● **Set exercise**
Show each line that has the string "ammoniaque" in it.

● **Exercise data**
(begin)
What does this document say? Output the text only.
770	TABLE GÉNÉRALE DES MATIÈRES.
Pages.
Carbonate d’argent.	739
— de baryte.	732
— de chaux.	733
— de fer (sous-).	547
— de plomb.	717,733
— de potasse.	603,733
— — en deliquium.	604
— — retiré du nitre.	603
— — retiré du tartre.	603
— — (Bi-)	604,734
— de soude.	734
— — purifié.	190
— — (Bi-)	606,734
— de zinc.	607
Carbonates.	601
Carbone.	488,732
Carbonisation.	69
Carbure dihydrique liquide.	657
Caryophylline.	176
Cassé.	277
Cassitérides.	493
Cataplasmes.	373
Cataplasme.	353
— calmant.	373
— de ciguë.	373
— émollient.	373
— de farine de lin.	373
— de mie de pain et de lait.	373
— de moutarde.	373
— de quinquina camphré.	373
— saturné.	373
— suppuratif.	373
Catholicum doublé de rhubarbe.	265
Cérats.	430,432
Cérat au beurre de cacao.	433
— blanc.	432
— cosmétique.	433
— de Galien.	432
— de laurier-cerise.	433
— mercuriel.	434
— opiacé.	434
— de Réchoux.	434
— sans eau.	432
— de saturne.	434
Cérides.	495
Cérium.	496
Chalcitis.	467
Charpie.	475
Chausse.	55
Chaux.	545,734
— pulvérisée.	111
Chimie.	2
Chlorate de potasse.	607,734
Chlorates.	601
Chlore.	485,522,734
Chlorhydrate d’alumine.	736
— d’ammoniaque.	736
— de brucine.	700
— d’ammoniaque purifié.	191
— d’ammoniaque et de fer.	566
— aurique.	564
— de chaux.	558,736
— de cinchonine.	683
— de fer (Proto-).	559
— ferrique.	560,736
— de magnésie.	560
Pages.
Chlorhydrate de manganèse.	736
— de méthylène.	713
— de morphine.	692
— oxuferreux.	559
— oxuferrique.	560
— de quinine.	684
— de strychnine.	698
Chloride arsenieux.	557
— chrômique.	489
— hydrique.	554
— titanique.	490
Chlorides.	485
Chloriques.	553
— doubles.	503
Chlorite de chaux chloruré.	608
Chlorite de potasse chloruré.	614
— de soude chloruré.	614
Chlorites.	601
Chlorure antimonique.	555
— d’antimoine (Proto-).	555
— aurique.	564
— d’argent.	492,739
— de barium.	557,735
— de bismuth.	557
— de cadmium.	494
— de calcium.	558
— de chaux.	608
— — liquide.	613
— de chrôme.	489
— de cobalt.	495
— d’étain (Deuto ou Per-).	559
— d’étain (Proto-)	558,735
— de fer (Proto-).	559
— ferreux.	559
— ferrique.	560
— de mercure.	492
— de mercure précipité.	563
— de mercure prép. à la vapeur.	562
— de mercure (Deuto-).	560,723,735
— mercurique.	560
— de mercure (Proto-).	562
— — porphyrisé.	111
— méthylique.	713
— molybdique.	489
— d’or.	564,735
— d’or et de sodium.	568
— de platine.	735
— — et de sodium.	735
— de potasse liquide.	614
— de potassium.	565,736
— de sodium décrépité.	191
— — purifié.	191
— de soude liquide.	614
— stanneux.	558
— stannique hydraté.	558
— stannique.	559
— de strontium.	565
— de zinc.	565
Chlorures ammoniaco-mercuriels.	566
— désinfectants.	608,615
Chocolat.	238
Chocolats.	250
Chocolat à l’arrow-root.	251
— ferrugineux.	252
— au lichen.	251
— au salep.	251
(end)
● **Answer to the exercise**
— d’ammoniaque.	736
— d’ammoniaque purifié.	191
— d’ammoniaque et de fer.	566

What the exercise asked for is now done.